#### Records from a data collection
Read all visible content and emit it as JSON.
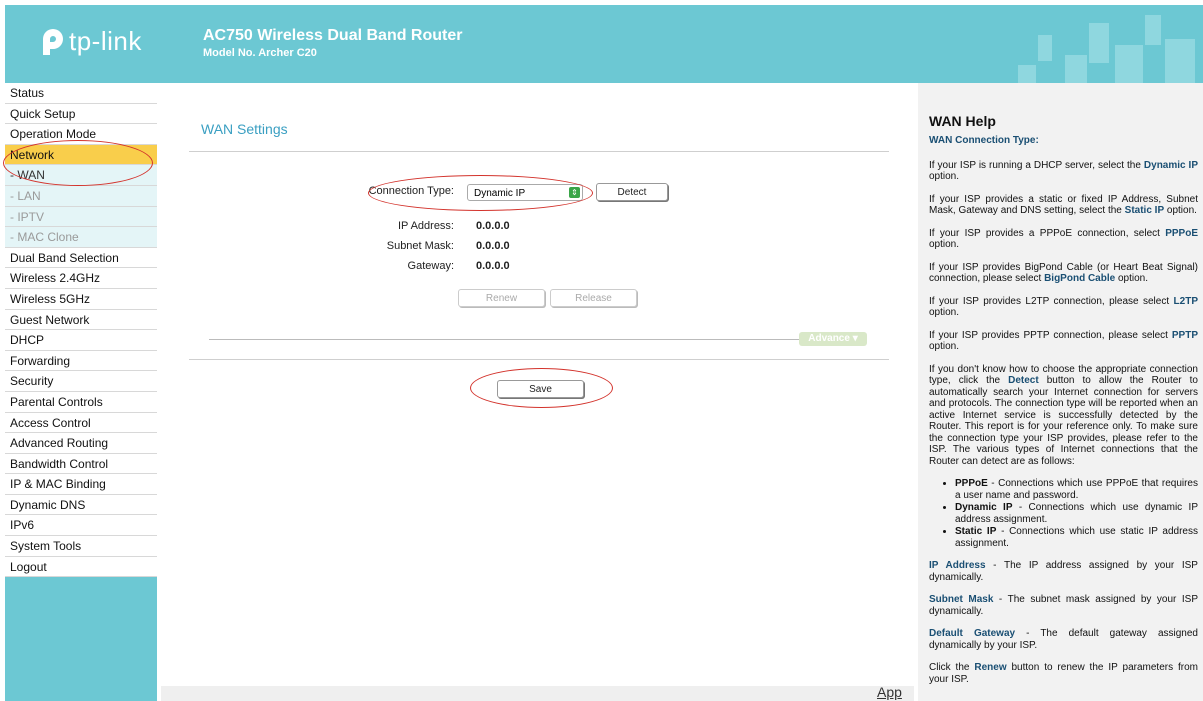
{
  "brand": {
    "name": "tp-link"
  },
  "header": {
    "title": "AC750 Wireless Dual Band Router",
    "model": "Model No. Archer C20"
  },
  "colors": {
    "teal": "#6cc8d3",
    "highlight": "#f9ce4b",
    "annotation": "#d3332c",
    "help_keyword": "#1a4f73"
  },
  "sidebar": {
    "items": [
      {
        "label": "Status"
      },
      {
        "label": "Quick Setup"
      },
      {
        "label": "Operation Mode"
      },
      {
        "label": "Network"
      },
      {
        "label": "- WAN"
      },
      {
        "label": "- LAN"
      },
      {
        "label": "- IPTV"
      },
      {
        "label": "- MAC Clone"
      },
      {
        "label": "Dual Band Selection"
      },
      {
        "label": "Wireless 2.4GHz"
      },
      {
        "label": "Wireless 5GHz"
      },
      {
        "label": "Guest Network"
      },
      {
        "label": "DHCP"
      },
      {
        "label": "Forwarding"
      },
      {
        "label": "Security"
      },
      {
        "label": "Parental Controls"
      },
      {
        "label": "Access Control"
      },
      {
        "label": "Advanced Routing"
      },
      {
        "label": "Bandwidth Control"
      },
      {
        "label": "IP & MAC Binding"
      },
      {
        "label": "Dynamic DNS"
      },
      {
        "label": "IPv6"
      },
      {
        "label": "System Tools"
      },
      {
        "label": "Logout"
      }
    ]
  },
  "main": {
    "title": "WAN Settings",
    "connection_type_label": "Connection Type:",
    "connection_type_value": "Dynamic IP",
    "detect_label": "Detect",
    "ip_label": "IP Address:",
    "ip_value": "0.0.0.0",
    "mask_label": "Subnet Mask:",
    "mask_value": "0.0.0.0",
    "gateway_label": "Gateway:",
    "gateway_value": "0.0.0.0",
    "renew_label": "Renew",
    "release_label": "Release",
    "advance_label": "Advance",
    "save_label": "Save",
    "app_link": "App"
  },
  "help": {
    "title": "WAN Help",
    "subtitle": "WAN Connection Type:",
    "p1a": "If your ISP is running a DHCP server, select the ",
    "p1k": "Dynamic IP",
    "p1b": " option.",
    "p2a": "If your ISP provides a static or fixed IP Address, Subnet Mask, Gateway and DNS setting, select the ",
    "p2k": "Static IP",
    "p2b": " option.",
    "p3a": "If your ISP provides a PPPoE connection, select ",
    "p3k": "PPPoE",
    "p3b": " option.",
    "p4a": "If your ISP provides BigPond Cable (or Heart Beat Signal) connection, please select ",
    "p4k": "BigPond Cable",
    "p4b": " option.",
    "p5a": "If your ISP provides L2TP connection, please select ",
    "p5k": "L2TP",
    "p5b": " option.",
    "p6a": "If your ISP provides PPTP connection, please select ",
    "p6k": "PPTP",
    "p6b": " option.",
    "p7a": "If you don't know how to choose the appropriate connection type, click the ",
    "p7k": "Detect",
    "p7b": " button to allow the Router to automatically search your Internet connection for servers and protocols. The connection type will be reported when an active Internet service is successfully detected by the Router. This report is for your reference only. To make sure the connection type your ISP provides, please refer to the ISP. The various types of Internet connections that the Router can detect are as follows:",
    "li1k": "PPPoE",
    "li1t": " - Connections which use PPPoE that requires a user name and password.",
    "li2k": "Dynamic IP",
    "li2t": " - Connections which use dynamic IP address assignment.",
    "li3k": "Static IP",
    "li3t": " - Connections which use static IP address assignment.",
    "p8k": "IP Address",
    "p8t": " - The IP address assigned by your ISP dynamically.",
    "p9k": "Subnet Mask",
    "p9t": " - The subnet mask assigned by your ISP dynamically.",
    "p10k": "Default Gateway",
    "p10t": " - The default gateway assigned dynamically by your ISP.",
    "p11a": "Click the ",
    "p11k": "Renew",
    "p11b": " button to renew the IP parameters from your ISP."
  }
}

#### Exercise details
Give the count of lines in the listing that hold the word "name", with no other text.

#### Reply
2